Müslim’de geçen İbn Ebî Şeybe rivayetlerini onun Musannef’inde taradığımızda büyük çoğunluğunun aynı rivayet zinciri ve aynı lafızlarla yer almış olduğunu gördük. Bunun yanı sıra 200 kadarı ise Sahîh’te yer aldığı halde Musannef’te yoktur. Nitekim
Suyutî Müslim’in vicade yoluyla alınan hadisler naklettiğinden dolayı tenkit edildiğini söyledikten sonra örnek olarak İbn Ebî Şeybe rivayetini nakletmektedir. Sahîh’te bu şekilde İbn Ebî Şeybe’den 3 rivayet vardır ancak bunlar Musannef’te mevcut değildir.
Müslim’in eserinin en önemli meziyeti ve Buharî’nin eserine üstünlük yönü olarak zikredilen bir hadisin bütün tariklerini müteaddid isnatlarla ve muhtelif lafızlarla bir araya getirmiş olmasıdır. Müslim’in İbn Ebî Şeybe’nin bin küsür rivayetini eserine alması ve Sezgin’in, “Daha evvelki edebiyatın bâblarına tâbî olma keyfiyeti, Kütüb-i Sitte’nin hepsinde müşahede olunmaktadır” tespiti ile birlikte değerlendirecek olursa Müslim’in İbn Ebî Şeybe’nin hadisin farklı senedlerini birarada toplaması ve bir hadisi müteaddid senedlerle rivayet etmesi metodundan istifade ettiği görülmektedir.
_____
* _Yapılacak Görevler_:
a) Seçilmiş metnin “Müslim’in eserinin en” ile başlayıp “istifade ettiği görülmektedir.” kısmına kadar süren bölümünü, “Buharî’nin” adını “Tirmizî’nin” olarak değiştirip yeniden yazar mısınız?
b) Müslim’in İbn Ebî Şeybe rivayetlerini konu alan metni kaldığı yerden sürdürür müsünüz?
Kayıtlara bakmanız gerekmiyor.

* _Sağlanan Kayıtlar_:
_____
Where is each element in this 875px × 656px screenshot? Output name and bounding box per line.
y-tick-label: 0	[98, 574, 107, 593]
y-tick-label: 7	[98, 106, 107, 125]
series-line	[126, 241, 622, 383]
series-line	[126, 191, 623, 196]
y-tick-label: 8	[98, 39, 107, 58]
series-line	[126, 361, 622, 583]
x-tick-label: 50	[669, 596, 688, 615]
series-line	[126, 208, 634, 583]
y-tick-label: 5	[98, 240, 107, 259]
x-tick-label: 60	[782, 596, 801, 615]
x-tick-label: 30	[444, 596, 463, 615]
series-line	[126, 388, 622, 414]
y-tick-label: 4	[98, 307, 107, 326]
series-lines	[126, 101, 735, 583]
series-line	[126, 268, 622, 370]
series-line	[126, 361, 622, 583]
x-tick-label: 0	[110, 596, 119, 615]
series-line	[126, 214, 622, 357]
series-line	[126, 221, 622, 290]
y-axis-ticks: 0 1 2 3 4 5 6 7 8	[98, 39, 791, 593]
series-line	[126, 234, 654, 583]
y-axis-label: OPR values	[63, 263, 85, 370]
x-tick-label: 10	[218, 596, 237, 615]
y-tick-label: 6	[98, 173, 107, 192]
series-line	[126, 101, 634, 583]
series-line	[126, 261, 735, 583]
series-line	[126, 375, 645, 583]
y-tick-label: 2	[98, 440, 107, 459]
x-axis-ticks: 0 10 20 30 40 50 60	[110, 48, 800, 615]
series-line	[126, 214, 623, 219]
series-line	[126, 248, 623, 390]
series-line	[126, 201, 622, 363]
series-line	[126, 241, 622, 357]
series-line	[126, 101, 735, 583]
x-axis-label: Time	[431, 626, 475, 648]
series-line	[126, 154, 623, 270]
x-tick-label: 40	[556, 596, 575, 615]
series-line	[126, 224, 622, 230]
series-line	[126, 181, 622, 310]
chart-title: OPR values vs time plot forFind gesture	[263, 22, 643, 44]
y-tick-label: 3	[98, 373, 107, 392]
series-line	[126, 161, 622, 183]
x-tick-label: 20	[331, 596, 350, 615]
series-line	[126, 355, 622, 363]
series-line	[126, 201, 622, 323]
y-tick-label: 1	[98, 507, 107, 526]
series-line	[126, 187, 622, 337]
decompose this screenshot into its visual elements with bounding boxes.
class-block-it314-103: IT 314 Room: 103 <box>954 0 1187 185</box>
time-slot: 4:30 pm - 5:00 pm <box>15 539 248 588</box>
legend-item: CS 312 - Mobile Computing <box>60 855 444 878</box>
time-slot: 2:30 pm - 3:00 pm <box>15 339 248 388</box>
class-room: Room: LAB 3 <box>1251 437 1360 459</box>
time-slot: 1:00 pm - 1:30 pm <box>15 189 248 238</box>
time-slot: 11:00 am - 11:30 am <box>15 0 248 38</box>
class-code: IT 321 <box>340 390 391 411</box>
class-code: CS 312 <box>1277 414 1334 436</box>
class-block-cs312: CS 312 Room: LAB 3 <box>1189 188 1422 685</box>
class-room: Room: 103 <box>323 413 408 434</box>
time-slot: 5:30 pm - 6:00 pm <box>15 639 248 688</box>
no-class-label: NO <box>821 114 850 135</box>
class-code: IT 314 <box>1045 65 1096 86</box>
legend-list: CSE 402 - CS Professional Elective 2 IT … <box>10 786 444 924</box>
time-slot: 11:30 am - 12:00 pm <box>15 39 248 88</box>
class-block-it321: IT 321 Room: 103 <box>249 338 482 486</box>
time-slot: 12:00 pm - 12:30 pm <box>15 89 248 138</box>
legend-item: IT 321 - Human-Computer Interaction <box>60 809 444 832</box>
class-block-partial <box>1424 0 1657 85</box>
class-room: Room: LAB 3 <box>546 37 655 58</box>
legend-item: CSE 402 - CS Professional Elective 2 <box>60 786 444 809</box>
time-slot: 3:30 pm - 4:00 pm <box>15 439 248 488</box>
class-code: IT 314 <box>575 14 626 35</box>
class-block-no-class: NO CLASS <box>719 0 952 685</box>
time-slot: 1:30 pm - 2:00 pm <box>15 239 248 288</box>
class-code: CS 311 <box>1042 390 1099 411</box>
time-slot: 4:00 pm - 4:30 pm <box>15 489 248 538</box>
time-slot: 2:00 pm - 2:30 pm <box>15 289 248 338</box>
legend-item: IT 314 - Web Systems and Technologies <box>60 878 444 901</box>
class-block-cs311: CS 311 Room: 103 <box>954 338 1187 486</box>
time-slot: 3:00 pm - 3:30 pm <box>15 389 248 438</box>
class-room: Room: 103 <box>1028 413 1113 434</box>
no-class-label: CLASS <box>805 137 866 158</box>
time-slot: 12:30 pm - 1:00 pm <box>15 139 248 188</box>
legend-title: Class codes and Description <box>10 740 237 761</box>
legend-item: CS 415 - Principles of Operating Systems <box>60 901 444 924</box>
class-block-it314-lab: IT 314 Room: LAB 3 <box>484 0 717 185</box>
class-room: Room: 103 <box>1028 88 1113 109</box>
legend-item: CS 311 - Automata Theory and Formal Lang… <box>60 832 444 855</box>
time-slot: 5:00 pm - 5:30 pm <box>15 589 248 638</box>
_____
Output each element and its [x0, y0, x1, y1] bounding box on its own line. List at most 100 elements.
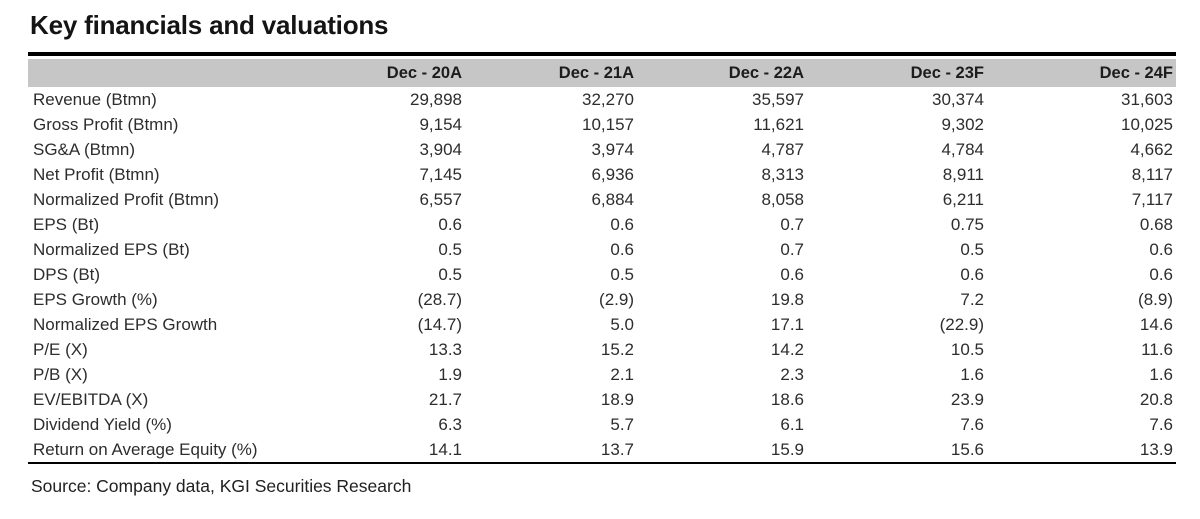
_____
* _Çözülmüş Görevler_:
a)
Müslim’in eserinin en önemli meziyeti ve Tirmizî’nin eserine üstünlük yönü olarak zikredilen bir hadisin bütün tariklerini müteaddid isnatlarla ve muhtelif lafızlarla bir araya getirmiş olmasıdır. Müslim’in İbn Ebî Şeybe’nin bin küsür rivayetini eserine alması ve Sezgin’in, “Daha evvelki edebiyatın bâblarına tâbî olma keyfiyeti, Kütüb-i Sitte’nin hepsinde müşahede olunmaktadır” tespiti ile birlikte değerlendirecek olursa Müslim’in İbn Ebî Şeybe’nin hadisin farklı senedlerini birarada toplaması ve bir hadisi müteaddid senedlerle rivayet etmesi metodundan istifade ettiği görülmektedir.

b)
Mâmafih her ne kadar Müslim Sahîh’ine bölüm ve konu başlıkları koymamışsa da Musannef ile mukayese edildiğinde İbn Ebî Şeybe’den alınan hadislerin muhteva açısından aynı bölüm ve bablarda geçmiş olması tertip ve tebvîb yönünden de hocasından büyük oranda etkilendiği anlaşılmaktadır. Zira Müslim eserine mukaddimesinde “Haddesenâ Ebû Bekir İbn Ebî Şeybe” diyerek rivayete kendisiyle başladığı hocasına eserinin hemen her sayfasında yer vermekte ve böylesi rivayetler adeta eserin iskeletini oluşturmaktadır. Bu sebepledir ki bu çalışmada Müslim’in İbn Ebî Şeybe’den rivayetlerini metin mukayesesine dâhil etmek mümkün olamamıştır. Bu hususun müstakil bir çalışma olarak incelenmesinin daha isabetli olacağı kanaatine varılmıştır. Zira Müslim’in hocası İbn Ebî Şeybe’den bu kadar çok hadis rivayet etmesinin bir anlamı olmalıdır. Bunun sebebi olarak akla ilk gelen Müslim’in kendisiyle aynı hassasiyetleri taşıyan İbn Ebî Şeybe’nin de lafzî rivayete önem vermesidir. Bu sebeple olsa gerek hafızası son derece güçlü ve hadis ezberinde çokça övülen bir kimse olmasına rağmen 20 bin hadis yazdırmayı gerçek bir hadisçi olmanın koşulu kılmıştır ki bu lafzı muhafazada ezberin yanı sıra yazıyı da gerekli gördüğüne ve bu birlikteliğin daha etkili netice verdiğini düşündüğüne işaret etmektedir.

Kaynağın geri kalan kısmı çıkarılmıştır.